## Start Records provided

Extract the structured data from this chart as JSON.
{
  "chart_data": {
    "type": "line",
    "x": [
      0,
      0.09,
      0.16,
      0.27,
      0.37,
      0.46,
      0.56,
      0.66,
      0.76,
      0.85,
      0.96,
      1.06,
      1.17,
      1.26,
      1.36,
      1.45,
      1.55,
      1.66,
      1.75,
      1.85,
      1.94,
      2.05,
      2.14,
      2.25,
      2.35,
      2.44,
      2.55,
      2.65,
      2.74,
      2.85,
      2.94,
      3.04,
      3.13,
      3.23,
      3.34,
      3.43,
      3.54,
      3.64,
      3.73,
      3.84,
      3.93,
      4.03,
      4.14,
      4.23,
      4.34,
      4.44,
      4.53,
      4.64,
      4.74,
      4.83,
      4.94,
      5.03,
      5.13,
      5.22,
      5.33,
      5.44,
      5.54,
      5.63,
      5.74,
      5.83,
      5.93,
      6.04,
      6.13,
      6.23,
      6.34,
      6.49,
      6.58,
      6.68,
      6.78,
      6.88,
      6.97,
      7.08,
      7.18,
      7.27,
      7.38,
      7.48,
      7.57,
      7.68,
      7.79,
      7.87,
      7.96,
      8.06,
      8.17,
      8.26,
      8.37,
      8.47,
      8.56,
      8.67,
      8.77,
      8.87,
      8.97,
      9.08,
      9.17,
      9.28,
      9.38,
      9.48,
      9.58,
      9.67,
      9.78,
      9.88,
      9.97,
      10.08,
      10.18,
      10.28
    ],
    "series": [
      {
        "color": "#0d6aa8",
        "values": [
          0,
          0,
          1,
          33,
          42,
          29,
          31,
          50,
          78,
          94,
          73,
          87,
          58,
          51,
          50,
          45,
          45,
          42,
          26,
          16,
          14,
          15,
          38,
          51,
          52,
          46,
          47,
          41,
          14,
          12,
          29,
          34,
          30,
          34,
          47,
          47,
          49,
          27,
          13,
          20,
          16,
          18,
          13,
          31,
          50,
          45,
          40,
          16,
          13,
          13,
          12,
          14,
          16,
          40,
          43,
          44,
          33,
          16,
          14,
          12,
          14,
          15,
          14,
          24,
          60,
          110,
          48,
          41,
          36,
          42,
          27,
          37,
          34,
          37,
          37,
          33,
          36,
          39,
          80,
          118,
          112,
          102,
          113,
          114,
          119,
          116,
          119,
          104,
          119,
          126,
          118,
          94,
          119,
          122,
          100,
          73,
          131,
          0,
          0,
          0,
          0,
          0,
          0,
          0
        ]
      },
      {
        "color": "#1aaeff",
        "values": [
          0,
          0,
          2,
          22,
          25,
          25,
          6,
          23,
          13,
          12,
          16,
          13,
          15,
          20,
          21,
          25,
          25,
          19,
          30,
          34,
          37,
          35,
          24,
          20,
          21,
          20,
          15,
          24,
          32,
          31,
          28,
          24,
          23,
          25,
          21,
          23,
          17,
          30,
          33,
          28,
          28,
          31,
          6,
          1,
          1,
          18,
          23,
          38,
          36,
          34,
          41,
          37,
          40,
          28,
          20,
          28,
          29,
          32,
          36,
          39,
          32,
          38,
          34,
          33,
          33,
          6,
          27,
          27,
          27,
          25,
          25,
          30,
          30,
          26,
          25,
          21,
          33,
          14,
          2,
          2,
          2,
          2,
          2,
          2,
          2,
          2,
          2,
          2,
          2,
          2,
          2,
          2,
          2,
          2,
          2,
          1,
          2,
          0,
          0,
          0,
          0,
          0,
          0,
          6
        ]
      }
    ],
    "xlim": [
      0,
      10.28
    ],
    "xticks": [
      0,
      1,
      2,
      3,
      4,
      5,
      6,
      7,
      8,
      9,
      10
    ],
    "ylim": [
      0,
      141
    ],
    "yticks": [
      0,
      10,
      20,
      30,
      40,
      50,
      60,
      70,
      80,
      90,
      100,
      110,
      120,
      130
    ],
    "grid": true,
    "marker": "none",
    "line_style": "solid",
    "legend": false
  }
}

## End Records provided

Work to be completed ::
Repeat all of the records above exactly as they appear.

Task solution ::
Extract the structured data from this chart as JSON.
{
  "chart_data": {
    "type": "line",
    "x": [
      0,
      0.09,
      0.16,
      0.27,
      0.37,
      0.46,
      0.56,
      0.66,
      0.76,
      0.85,
      0.96,
      1.06,
      1.17,
      1.26,
      1.36,
      1.45,
      1.55,
      1.66,
      1.75,
      1.85,
      1.94,
      2.05,
      2.14,
      2.25,
      2.35,
      2.44,
      2.55,
      2.65,
      2.74,
      2.85,
      2.94,
      3.04,
      3.13,
      3.23,
      3.34,
      3.43,
      3.54,
      3.64,
      3.73,
      3.84,
      3.93,
      4.03,
      4.14,
      4.23,
      4.34,
      4.44,
      4.53,
      4.64,
      4.74,
      4.83,
      4.94,
      5.03,
      5.13,
      5.22,
      5.33,
      5.44,
      5.54,
      5.63,
      5.74,
      5.83,
      5.93,
      6.04,
      6.13,
      6.23,
      6.34,
      6.49,
      6.58,
      6.68,
      6.78,
      6.88,
      6.97,
      7.08,
      7.18,
      7.27,
      7.38,
      7.48,
      7.57,
      7.68,
      7.79,
      7.87,
      7.96,
      8.06,
      8.17,
      8.26,
      8.37,
      8.47,
      8.56,
      8.67,
      8.77,
      8.87,
      8.97,
      9.08,
      9.17,
      9.28,
      9.38,
      9.48,
      9.58,
      9.67,
      9.78,
      9.88,
      9.97,
      10.08,
      10.18,
      10.28
    ],
    "series": [
      {
        "color": "#0d6aa8",
        "values": [
          0,
          0,
          1,
          33,
          42,
          29,
          31,
          50,
          78,
          94,
          73,
          87,
          58,
          51,
          50,
          45,
          45,
          42,
          26,
          16,
          14,
          15,
          38,
          51,
          52,
          46,
          47,
          41,
          14,
          12,
          29,
          34,
          30,
          34,
          47,
          47,
          49,
          27,
          13,
          20,
          16,
          18,
          13,
          31,
          50,
          45,
          40,
          16,
          13,
          13,
          12,
          14,
          16,
          40,
          43,
          44,
          33,
          16,
          14,
          12,
          14,
          15,
          14,
          24,
          60,
          110,
          48,
          41,
          36,
          42,
          27,
          37,
          34,
          37,
          37,
          33,
          36,
          39,
          80,
          118,
          112,
          102,
          113,
          114,
          119,
          116,
          119,
          104,
          119,
          126,
          118,
          94,
          119,
          122,
          100,
          73,
          131,
          0,
          0,
          0,
          0,
          0,
          0,
          0
        ]
      },
      {
        "color": "#1aaeff",
        "values": [
          0,
          0,
          2,
          22,
          25,
          25,
          6,
          23,
          13,
          12,
          16,
          13,
          15,
          20,
          21,
          25,
          25,
          19,
          30,
          34,
          37,
          35,
          24,
          20,
          21,
          20,
          15,
          24,
          32,
          31,
          28,
          24,
          23,
          25,
          21,
          23,
          17,
          30,
          33,
          28,
          28,
          31,
          6,
          1,
          1,
          18,
          23,
          38,
          36,
          34,
          41,
          37,
          40,
          28,
          20,
          28,
          29,
          32,
          36,
          39,
          32,
          38,
          34,
          33,
          33,
          6,
          27,
          27,
          27,
          25,
          25,
          30,
          30,
          26,
          25,
          21,
          33,
          14,
          2,
          2,
          2,
          2,
          2,
          2,
          2,
          2,
          2,
          2,
          2,
          2,
          2,
          2,
          2,
          2,
          2,
          1,
          2,
          0,
          0,
          0,
          0,
          0,
          0,
          6
        ]
      }
    ],
    "xlim": [
      0,
      10.28
    ],
    "xticks": [
      0,
      1,
      2,
      3,
      4,
      5,
      6,
      7,
      8,
      9,
      10
    ],
    "ylim": [
      0,
      141
    ],
    "yticks": [
      0,
      10,
      20,
      30,
      40,
      50,
      60,
      70,
      80,
      90,
      100,
      110,
      120,
      130
    ],
    "grid": true,
    "marker": "none",
    "line_style": "solid",
    "legend": false
  }
}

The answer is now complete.